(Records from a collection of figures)
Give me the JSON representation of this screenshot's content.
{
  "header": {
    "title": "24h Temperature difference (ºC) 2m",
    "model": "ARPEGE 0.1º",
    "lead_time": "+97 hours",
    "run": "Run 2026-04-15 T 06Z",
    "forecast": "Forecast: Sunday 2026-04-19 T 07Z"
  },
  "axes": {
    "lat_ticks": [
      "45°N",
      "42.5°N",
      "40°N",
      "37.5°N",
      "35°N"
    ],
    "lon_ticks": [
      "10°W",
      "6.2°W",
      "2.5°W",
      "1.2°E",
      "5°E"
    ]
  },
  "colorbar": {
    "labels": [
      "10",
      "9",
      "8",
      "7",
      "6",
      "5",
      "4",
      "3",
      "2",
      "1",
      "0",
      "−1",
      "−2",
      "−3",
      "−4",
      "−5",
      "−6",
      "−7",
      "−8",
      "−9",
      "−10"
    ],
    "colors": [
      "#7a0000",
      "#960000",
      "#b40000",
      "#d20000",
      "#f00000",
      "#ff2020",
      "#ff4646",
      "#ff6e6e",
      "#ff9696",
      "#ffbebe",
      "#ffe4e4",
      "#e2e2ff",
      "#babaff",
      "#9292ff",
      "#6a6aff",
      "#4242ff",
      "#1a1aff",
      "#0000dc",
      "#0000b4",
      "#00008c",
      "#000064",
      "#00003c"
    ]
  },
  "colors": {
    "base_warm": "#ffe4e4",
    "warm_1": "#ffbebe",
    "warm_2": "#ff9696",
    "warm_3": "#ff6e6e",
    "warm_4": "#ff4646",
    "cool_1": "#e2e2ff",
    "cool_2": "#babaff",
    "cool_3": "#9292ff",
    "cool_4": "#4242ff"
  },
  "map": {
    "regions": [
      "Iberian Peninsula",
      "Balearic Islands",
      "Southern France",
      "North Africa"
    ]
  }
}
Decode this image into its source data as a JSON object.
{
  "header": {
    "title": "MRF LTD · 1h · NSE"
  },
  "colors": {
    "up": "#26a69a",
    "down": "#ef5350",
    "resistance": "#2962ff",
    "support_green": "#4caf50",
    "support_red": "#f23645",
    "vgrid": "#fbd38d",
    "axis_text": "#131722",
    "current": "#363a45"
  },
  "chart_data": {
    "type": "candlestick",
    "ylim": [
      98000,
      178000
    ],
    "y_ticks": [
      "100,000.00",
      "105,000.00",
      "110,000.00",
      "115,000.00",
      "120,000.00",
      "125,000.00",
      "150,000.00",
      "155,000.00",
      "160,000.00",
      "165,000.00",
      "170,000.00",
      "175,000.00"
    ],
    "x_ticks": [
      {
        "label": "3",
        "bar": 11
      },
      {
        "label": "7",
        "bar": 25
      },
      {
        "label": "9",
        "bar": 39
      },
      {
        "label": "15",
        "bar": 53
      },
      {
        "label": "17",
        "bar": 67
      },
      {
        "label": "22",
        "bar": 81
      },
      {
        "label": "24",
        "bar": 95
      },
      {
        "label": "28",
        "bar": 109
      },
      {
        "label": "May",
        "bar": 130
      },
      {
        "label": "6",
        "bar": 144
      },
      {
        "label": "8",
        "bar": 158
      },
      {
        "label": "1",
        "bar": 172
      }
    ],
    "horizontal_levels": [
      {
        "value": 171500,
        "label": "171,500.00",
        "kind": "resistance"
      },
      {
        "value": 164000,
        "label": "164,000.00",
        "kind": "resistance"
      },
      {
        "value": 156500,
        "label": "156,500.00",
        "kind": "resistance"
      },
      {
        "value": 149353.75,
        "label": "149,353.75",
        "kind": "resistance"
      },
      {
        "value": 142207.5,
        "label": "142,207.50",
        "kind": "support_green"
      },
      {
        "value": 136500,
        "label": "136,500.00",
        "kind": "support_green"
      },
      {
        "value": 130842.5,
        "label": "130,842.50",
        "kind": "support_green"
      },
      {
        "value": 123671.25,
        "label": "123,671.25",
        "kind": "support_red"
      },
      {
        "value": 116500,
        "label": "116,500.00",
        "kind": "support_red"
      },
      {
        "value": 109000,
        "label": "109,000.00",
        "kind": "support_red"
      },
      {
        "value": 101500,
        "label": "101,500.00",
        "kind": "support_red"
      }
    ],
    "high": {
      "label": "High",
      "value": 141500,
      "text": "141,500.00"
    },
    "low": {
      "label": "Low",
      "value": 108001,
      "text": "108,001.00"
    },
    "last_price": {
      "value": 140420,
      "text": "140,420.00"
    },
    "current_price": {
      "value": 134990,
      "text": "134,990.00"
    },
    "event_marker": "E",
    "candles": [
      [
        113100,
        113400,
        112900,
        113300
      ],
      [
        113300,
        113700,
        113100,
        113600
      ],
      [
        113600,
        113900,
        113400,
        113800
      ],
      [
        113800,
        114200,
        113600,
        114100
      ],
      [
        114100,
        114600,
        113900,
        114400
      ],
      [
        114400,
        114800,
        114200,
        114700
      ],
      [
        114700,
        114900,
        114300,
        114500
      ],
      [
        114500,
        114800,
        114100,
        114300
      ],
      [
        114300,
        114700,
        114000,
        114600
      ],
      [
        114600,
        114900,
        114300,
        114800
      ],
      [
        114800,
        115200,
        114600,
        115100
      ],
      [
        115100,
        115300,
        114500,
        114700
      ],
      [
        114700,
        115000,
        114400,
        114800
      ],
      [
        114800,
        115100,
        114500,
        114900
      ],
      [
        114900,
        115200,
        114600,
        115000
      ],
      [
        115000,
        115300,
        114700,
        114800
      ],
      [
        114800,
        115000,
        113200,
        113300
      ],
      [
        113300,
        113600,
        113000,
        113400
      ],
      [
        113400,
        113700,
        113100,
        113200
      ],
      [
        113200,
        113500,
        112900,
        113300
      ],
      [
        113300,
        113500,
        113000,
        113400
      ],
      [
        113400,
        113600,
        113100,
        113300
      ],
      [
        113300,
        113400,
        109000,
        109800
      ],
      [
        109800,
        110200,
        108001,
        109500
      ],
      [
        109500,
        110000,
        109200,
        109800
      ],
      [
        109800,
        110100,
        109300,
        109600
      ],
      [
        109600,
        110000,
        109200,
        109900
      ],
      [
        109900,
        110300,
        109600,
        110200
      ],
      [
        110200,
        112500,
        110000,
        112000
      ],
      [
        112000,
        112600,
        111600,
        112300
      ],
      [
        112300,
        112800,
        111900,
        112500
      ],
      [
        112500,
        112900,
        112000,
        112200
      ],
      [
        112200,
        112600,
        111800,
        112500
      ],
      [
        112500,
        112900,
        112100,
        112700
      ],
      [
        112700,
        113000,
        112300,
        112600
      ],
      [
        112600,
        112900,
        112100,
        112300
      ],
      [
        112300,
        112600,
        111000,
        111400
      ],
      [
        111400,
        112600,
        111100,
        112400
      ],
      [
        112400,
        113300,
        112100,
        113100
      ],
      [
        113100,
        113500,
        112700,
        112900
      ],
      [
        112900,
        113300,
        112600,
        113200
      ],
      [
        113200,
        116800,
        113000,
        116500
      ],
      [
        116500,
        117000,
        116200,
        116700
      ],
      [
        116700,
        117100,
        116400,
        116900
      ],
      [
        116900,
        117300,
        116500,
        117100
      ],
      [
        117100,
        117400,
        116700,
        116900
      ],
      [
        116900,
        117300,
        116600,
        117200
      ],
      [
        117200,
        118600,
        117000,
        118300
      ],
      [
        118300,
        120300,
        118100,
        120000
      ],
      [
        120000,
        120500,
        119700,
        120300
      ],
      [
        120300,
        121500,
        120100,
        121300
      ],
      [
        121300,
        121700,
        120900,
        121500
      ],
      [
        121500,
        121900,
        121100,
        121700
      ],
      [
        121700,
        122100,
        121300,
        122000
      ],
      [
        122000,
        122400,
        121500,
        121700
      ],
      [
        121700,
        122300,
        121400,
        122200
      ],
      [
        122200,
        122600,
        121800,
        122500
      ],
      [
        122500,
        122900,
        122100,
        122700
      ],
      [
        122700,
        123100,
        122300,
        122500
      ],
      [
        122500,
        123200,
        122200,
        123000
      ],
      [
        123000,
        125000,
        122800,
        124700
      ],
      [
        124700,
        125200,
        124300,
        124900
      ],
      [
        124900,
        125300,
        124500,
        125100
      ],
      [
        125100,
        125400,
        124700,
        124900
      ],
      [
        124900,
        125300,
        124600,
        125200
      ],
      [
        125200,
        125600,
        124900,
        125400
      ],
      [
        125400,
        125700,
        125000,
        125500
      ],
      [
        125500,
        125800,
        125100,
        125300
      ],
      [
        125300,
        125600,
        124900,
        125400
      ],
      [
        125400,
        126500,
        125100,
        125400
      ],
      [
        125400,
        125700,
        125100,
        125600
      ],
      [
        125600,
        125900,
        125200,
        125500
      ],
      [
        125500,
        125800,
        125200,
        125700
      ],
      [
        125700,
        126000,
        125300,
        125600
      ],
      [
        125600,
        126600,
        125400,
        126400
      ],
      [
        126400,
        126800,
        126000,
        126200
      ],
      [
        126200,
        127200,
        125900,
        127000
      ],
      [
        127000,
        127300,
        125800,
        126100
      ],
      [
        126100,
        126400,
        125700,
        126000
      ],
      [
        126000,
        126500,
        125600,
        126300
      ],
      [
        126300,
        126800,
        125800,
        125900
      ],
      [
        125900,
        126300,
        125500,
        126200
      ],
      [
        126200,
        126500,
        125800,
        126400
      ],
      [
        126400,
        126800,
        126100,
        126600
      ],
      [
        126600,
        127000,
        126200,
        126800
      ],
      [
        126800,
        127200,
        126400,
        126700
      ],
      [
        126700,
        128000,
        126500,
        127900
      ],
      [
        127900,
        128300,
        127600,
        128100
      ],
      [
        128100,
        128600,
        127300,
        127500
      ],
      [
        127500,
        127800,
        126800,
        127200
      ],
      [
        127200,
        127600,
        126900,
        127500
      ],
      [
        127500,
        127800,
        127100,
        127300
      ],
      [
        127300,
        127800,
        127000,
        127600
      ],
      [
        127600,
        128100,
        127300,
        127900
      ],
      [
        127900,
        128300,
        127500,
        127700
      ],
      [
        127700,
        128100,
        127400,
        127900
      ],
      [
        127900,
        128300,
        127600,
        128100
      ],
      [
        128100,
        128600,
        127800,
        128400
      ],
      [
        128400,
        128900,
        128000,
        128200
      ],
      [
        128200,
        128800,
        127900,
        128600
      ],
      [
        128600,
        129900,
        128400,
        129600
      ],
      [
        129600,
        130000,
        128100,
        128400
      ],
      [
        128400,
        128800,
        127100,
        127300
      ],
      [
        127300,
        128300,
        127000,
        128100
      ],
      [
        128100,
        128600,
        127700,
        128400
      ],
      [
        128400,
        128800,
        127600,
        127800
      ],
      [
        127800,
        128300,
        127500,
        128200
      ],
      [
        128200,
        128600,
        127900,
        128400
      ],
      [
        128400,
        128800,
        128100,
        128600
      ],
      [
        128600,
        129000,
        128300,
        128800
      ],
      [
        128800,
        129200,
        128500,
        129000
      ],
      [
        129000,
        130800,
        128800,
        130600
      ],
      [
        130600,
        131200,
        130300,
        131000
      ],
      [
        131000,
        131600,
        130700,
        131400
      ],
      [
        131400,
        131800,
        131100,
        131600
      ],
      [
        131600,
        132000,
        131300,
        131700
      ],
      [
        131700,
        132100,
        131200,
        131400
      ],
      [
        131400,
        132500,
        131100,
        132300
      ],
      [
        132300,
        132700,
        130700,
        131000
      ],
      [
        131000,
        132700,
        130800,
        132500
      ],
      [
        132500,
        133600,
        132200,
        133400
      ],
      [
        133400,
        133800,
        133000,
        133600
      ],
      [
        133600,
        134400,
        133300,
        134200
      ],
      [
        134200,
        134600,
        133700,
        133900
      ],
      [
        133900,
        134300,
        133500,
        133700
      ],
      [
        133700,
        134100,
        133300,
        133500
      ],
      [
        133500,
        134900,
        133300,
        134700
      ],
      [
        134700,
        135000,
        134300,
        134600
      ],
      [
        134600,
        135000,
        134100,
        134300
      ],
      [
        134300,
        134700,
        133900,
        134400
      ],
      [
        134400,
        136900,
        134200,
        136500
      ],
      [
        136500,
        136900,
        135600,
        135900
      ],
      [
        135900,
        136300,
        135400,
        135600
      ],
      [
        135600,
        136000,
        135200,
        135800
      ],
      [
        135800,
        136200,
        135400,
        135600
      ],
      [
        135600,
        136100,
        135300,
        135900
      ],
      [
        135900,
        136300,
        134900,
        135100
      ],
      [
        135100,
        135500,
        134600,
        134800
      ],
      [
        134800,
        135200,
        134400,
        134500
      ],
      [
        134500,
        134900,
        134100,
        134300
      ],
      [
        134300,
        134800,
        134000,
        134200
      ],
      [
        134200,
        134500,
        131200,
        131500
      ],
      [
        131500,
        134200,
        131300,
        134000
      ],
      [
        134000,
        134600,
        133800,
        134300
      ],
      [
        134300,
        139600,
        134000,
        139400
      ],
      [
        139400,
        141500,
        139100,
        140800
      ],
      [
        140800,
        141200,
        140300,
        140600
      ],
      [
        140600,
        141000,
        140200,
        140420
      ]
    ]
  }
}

▶ THE PROBLEM
Copy out every line of the listing that contains the string "JSON".

▶ THE RESULT
Give me the JSON representation of this screenshot's content.
Decode this image into its source data as a JSON object.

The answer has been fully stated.